Your assignment> The records that follow must be repeated exactly, line by line.

Stored data entries:
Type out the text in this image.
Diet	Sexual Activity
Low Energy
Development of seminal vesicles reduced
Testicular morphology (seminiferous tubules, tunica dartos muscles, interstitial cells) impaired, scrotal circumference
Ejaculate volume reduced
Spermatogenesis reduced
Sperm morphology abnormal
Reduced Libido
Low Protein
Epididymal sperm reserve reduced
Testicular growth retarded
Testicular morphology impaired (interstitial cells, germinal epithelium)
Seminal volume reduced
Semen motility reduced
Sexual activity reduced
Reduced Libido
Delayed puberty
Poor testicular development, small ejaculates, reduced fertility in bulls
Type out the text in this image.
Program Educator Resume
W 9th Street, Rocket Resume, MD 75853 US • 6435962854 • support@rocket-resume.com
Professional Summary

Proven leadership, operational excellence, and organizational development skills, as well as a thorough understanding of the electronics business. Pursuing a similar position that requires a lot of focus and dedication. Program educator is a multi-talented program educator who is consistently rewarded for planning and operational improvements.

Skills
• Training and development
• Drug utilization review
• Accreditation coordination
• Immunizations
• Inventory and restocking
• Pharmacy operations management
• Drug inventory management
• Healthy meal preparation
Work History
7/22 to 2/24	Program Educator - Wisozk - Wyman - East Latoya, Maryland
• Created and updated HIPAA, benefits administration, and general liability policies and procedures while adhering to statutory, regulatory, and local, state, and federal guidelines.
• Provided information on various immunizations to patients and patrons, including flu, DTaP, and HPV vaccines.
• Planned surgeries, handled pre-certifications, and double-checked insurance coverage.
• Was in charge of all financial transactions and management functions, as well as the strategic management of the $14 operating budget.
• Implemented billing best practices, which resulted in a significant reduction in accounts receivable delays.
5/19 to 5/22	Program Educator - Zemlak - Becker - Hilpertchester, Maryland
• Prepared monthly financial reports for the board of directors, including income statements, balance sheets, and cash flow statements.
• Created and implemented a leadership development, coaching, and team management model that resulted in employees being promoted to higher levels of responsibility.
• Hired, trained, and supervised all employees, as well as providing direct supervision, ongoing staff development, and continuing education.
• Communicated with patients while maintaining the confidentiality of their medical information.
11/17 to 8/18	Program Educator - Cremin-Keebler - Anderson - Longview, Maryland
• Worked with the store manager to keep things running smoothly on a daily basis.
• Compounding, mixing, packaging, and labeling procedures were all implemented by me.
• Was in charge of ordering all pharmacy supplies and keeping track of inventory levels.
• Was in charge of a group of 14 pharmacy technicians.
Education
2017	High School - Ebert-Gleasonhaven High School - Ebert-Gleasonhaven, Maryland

Written reply>
Type out the text in this image.
Diet	Sexual Activity
Low Energy
Development of seminal vesicles reduced
Testicular morphology (seminiferous tubules, tunica dartos muscles, interstitial cells) impaired, scrotal circumference
Ejaculate volume reduced
Spermatogenesis reduced
Sperm morphology abnormal
Reduced Libido
Low Protein
Epididymal sperm reserve reduced
Testicular growth retarded
Testicular morphology impaired (interstitial cells, germinal epithelium)
Seminal volume reduced
Semen motility reduced
Sexual activity reduced
Reduced Libido
Delayed puberty
Poor testicular development, small ejaculates, reduced fertility in bulls
Type out the text in this image.
Program Educator Resume
W 9th Street, Rocket Resume, MD 75853 US • 6435962854 • support@rocket-resume.com
Professional Summary

Proven leadership, operational excellence, and organizational development skills, as well as a thorough understanding of the electronics business. Pursuing a similar position that requires a lot of focus and dedication. Program educator is a multi-talented program educator who is consistently rewarded for planning and operational improvements.

Skills
• Training and development
• Drug utilization review
• Accreditation coordination
• Immunizations
• Inventory and restocking
• Pharmacy operations management
• Drug inventory management
• Healthy meal preparation
Work History
7/22 to 2/24	Program Educator - Wisozk - Wyman - East Latoya, Maryland
• Created and updated HIPAA, benefits administration, and general liability policies and procedures while adhering to statutory, regulatory, and local, state, and federal guidelines.
• Provided information on various immunizations to patients and patrons, including flu, DTaP, and HPV vaccines.
• Planned surgeries, handled pre-certifications, and double-checked insurance coverage.
• Was in charge of all financial transactions and management functions, as well as the strategic management of the $14 operating budget.
• Implemented billing best practices, which resulted in a significant reduction in accounts receivable delays.
5/19 to 5/22	Program Educator - Zemlak - Becker - Hilpertchester, Maryland
• Prepared monthly financial reports for the board of directors, including income statements, balance sheets, and cash flow statements.
• Created and implemented a leadership development, coaching, and team management model that resulted in employees being promoted to higher levels of responsibility.
• Hired, trained, and supervised all employees, as well as providing direct supervision, ongoing staff development, and continuing education.
• Communicated with patients while maintaining the confidentiality of their medical information.
11/17 to 8/18	Program Educator - Cremin-Keebler - Anderson - Longview, Maryland
• Worked with the store manager to keep things running smoothly on a daily basis.
• Compounding, mixing, packaging, and labeling procedures were all implemented by me.
• Was in charge of ordering all pharmacy supplies and keeping track of inventory levels.
• Was in charge of a group of 14 pharmacy technicians.
Education
2017	High School - Ebert-Gleasonhaven High School - Ebert-Gleasonhaven, Maryland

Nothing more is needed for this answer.